_Given records_:
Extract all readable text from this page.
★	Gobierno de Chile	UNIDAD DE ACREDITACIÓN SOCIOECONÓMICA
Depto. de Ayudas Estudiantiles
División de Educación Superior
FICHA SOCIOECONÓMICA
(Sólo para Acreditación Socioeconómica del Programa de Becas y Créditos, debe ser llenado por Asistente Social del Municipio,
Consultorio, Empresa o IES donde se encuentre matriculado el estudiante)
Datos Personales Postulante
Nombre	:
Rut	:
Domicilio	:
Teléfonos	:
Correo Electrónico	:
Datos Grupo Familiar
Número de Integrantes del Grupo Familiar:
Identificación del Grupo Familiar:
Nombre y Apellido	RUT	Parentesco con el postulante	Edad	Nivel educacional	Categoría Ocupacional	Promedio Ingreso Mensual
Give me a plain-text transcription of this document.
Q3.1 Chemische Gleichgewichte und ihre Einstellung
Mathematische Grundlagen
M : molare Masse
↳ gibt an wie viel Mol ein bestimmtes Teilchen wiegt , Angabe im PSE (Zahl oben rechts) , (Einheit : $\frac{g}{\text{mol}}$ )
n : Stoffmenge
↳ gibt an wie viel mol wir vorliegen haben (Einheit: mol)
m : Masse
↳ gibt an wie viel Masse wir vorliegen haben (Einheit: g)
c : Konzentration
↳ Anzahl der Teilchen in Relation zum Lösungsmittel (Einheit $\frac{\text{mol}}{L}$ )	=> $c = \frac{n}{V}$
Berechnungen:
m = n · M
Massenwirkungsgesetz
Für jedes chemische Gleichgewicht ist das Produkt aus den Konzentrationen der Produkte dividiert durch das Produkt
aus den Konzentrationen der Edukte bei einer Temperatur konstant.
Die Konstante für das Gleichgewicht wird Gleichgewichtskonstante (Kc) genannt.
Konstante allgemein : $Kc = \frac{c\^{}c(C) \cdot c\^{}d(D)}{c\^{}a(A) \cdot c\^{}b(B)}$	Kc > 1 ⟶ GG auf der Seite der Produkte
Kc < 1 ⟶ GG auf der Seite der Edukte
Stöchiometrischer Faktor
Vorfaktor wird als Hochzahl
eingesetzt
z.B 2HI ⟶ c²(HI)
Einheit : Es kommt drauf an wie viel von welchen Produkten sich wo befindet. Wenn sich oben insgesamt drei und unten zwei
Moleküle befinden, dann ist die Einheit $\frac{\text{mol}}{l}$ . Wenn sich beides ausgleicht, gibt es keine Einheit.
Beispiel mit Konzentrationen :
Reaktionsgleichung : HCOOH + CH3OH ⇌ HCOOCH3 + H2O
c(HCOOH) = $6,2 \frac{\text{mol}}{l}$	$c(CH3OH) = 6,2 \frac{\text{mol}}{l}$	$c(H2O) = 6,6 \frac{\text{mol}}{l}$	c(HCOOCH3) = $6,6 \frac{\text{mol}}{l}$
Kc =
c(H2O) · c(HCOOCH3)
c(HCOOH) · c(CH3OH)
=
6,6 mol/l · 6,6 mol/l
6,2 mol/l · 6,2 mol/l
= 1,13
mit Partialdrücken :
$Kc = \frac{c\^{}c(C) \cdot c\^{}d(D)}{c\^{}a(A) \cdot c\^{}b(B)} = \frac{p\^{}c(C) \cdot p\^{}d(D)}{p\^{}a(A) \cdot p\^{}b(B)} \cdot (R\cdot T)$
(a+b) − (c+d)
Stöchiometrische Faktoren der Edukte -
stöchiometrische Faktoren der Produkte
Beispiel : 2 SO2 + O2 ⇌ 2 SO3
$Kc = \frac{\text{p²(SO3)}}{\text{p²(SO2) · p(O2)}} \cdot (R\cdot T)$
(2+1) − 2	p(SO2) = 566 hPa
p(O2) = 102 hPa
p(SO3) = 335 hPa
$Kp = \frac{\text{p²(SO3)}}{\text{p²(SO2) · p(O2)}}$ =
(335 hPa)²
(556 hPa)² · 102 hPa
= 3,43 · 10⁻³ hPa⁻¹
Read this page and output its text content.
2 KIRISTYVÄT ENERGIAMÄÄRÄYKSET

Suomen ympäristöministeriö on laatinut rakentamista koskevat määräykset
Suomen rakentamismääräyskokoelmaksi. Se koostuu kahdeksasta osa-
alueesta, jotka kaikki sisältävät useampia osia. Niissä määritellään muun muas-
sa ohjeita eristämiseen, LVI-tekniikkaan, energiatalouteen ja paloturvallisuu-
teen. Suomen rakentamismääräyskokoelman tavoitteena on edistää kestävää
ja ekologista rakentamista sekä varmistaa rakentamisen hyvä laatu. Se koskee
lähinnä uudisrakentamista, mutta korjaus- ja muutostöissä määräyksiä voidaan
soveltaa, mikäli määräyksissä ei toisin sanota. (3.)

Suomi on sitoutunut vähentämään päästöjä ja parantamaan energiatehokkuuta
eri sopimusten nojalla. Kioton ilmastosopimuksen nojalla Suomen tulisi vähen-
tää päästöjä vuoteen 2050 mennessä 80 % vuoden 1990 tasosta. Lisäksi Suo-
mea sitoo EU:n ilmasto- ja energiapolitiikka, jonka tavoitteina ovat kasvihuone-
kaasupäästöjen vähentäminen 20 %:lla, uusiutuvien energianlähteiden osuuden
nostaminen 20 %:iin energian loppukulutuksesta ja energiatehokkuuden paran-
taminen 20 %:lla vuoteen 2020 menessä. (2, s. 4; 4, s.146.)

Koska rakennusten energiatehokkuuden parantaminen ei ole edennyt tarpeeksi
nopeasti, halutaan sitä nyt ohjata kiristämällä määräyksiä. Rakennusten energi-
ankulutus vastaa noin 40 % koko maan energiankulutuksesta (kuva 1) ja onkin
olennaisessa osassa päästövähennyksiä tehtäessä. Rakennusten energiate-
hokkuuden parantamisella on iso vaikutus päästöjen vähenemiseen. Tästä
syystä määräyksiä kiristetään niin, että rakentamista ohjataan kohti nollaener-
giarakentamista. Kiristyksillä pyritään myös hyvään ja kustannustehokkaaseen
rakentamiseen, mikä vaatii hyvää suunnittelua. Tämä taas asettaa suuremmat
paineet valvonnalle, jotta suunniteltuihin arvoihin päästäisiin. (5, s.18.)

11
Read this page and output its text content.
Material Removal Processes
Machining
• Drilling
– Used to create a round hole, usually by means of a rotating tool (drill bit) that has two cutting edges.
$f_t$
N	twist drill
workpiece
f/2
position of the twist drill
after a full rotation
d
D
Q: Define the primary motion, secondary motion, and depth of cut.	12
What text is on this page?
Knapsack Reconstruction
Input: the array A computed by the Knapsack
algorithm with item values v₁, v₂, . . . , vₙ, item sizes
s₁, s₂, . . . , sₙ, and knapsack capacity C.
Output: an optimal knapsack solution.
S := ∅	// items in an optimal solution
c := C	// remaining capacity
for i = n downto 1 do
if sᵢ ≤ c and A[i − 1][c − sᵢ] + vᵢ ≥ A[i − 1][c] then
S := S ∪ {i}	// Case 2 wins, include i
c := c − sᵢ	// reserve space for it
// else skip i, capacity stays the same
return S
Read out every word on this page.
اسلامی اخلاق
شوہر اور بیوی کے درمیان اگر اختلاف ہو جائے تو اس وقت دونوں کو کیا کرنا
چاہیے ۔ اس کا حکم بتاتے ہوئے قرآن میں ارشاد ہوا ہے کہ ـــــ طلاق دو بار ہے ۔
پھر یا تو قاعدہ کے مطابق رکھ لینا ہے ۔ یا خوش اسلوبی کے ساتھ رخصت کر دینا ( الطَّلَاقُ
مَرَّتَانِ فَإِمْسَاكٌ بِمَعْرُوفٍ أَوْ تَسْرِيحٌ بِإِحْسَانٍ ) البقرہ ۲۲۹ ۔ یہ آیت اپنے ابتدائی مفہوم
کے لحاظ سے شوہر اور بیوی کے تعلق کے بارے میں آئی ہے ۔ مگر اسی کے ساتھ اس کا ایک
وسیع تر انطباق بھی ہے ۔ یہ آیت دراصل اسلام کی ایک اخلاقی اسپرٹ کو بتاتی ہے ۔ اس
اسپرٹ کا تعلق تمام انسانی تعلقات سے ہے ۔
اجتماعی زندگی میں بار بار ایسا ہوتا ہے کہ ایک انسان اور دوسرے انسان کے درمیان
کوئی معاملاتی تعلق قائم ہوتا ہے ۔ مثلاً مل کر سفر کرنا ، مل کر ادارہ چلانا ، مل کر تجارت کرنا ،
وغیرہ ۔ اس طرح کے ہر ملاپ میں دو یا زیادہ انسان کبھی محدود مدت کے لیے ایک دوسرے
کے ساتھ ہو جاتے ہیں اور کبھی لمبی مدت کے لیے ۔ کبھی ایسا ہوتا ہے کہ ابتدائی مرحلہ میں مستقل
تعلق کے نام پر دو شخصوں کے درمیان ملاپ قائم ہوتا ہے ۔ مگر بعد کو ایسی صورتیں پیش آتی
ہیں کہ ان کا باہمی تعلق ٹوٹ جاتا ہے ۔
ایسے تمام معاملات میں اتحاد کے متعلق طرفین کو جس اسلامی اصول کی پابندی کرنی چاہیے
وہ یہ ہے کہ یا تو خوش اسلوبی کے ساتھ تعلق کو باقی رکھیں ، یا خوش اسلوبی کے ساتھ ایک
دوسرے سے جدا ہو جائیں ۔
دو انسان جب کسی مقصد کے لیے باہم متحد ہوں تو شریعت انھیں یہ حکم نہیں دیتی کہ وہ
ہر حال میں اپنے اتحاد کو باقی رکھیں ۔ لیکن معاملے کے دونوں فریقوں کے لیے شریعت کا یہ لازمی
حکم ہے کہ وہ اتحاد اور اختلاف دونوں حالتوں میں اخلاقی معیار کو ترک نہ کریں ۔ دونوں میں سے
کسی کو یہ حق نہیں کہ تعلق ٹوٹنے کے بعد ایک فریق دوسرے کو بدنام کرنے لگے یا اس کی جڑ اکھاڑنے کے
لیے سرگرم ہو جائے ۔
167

_Instruction_: Every line containing the string "اخلاقی" must be listed.

_Correct result_:
وسیع تر انطباق بھی ہے ۔ یہ آیت دراصل اسلام کی ایک اخلاقی اسپرٹ کو بتاتی ہے ۔ اس
حکم ہے کہ وہ اتحاد اور اختلاف دونوں حالتوں میں اخلاقی معیار کو ترک نہ کریں ۔ دونوں میں سے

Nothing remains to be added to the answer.